(WHAT IS BEING ASKED) When a line in the material beneath includes the word "jama", add it to the count, and report the count alone.

(PROVIDED INFORMATION)

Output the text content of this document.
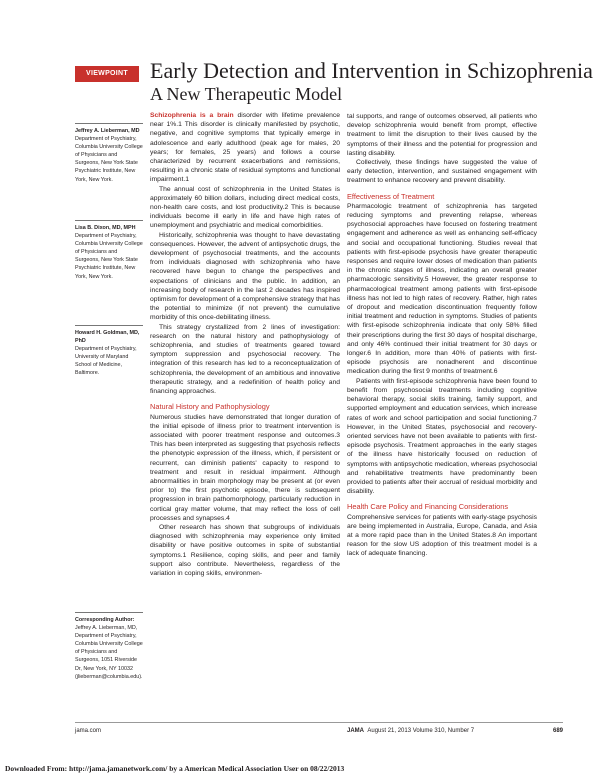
VIEWPOINT	Early Detection and Intervention in Schizophrenia
A New Therapeutic Model
Jeffrey A. Lieberman, MD
Department of Psychiatry, Columbia University College of Physicians and Surgeons, New York State Psychiatric Institute, New York, New York.
Lisa B. Dixon, MD, MPH
Department of Psychiatry, Columbia University College of Physicians and Surgeons, New York State Psychiatric Institute, New York, New York.
Howard H. Goldman, MD, PhD
Department of Psychiatry, University of Maryland School of Medicine, Baltimore.
Corresponding Author: Jeffrey A. Lieberman, MD, Department of Psychiatry, Columbia University College of Physicians and Surgeons, 1051 Riverside Dr, New York, NY 10032 (jlieberman@columbia.edu).

Schizophrenia is a brain disorder with lifetime prevalence near 1%.1 This disorder is clinically manifested by psychotic, negative, and cognitive symptoms that typically emerge in adolescence and early adulthood (peak age for males, 20 years; for females, 25 years) and follows a course characterized by recurrent exacerbations and remissions, resulting in a chronic state of residual symptoms and functional impairment.1

The annual cost of schizophrenia in the United States is approximately 60 billion dollars, including direct medical costs, non-health care costs, and lost productivity.2 This is because individuals become ill early in life and have high rates of unemployment and psychiatric and medical comorbidities.

Historically, schizophrenia was thought to have devastating consequences. However, the advent of antipsychotic drugs, the development of psychosocial treatments, and the accounts from individuals diagnosed with schizophrenia who have recovered have begun to change the perspectives and expectations of clinicians and the public. In addition, an increasing body of research in the last 2 decades has inspired optimism for development of a comprehensive strategy that has the potential to minimize (if not prevent) the cumulative morbidity of this once-debilitating illness.

This strategy crystallized from 2 lines of investigation: research on the natural history and pathophysiology of schizophrenia, and studies of treatments geared toward symptom suppression and psychosocial recovery. The integration of this research has led to a reconceptualization of schizophrenia, the development of an ambitious and innovative therapeutic strategy, and a redefinition of health policy and financing approaches.

Natural History and Pathophysiology

Numerous studies have demonstrated that longer duration of the initial episode of illness prior to treatment intervention is associated with poorer treatment response and outcomes.3 This has been interpreted as suggesting that psychosis reflects the phenotypic expression of the illness, which, if persistent or recurrent, can diminish patients' capacity to respond to treatment and result in residual impairment. Although abnormalities in brain morphology may be present at (or even prior to) the first psychotic episode, there is subsequent progression in brain pathomorphology, particularly reduction in cortical gray matter volume, that may reflect the loss of cell processes and synapses.4

Other research has shown that subgroups of individuals diagnosed with schizophrenia may experience only limited disability or have positive outcomes in spite of substantial symptoms.1 Resilience, coping skills, and peer and family support also contribute. Nevertheless, regardless of the variation in coping skills, environmen-

tal supports, and range of outcomes observed, all patients who develop schizophrenia would benefit from prompt, effective treatment to limit the disruption to their lives caused by the symptoms of their illness and the potential for progression and lasting disability.

Collectively, these findings have suggested the value of early detection, intervention, and sustained engagement with treatment to enhance recovery and prevent disability.

Effectiveness of Treatment

Pharmacologic treatment of schizophrenia has targeted reducing symptoms and preventing relapse, whereas psychosocial approaches have focused on fostering treatment engagement and adherence as well as enhancing self-efficacy and social and occupational functioning. Studies reveal that patients with first-episode psychosis have greater therapeutic responses and require lower doses of medication than patients in the chronic stages of illness, indicating an overall greater pharmacologic sensitivity.5 However, the greater response to pharmacological treatment among patients with first-episode illness has not led to high rates of recovery. Rather, high rates of dropout and medication discontinuation frequently follow initial treatment and reduction in symptoms. Studies of patients with first-episode schizophrenia indicate that only 58% filled their prescriptions during the first 30 days of hospital discharge, and only 46% continued their initial treatment for 30 days or longer.6 In addition, more than 40% of patients with first-episode psychosis are nonadherent and discontinue medication during the first 9 months of treatment.6

Patients with first-episode schizophrenia have been found to benefit from psychosocial treatments including cognitive behavioral therapy, social skills training, family support, and supported employment and education services, which increase rates of work and school participation and social functioning.7 However, in the United States, psychosocial and recovery-oriented services have not been available to patients with first-episode psychosis. Treatment approaches in the early stages of the illness have historically focused on reduction of symptoms with antipsychotic medication, whereas psychosocial and rehabilitative treatments have predominantly been provided to patients after their accrual of residual morbidity and disability.

Health Care Policy and Financing Considerations

Comprehensive services for patients with early-stage psychosis are being implemented in Australia, Europe, Canada, and Asia at a more rapid pace than in the United States.8 An important reason for the slow US adoption of this treatment model is a lack of adequate financing.

jama.com	JAMA August 21, 2013 Volume 310, Number 7	689
Downloaded From: http://jama.jamanetwork.com/ by a American Medical Association User on 08/22/2013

(REPLY) 2